YOUR GOAL:
Write every record out again exactly as given.

DATASET ROWS:

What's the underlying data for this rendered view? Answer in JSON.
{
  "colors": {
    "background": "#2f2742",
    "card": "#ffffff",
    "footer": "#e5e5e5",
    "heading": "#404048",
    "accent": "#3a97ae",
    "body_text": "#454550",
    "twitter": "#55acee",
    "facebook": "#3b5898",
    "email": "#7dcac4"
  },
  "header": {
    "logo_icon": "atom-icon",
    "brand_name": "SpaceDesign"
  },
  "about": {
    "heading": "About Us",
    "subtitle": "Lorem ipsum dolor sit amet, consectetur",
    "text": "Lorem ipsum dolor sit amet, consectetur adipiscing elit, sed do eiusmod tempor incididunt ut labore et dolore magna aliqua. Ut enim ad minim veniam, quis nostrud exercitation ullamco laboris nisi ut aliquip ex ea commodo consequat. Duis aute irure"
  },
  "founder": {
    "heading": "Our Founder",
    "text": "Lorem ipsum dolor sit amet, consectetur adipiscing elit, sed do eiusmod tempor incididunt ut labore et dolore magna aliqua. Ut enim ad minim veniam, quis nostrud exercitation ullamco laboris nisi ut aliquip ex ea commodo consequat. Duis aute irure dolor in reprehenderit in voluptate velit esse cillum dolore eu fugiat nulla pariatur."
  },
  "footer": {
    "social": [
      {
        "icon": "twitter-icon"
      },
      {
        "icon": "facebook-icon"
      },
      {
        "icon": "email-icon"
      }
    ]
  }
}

RESULT:
What's the underlying data for this rendered view? Answer in JSON.
{
  "colors": {
    "background": "#2f2742",
    "card": "#ffffff",
    "footer": "#e5e5e5",
    "heading": "#404048",
    "accent": "#3a97ae",
    "body_text": "#454550",
    "twitter": "#55acee",
    "facebook": "#3b5898",
    "email": "#7dcac4"
  },
  "header": {
    "logo_icon": "atom-icon",
    "brand_name": "SpaceDesign"
  },
  "about": {
    "heading": "About Us",
    "subtitle": "Lorem ipsum dolor sit amet, consectetur",
    "text": "Lorem ipsum dolor sit amet, consectetur adipiscing elit, sed do eiusmod tempor incididunt ut labore et dolore magna aliqua. Ut enim ad minim veniam, quis nostrud exercitation ullamco laboris nisi ut aliquip ex ea commodo consequat. Duis aute irure"
  },
  "founder": {
    "heading": "Our Founder",
    "text": "Lorem ipsum dolor sit amet, consectetur adipiscing elit, sed do eiusmod tempor incididunt ut labore et dolore magna aliqua. Ut enim ad minim veniam, quis nostrud exercitation ullamco laboris nisi ut aliquip ex ea commodo consequat. Duis aute irure dolor in reprehenderit in voluptate velit esse cillum dolore eu fugiat nulla pariatur."
  },
  "footer": {
    "social": [
      {
        "icon": "twitter-icon"
      },
      {
        "icon": "facebook-icon"
      },
      {
        "icon": "email-icon"
      }
    ]
  }
}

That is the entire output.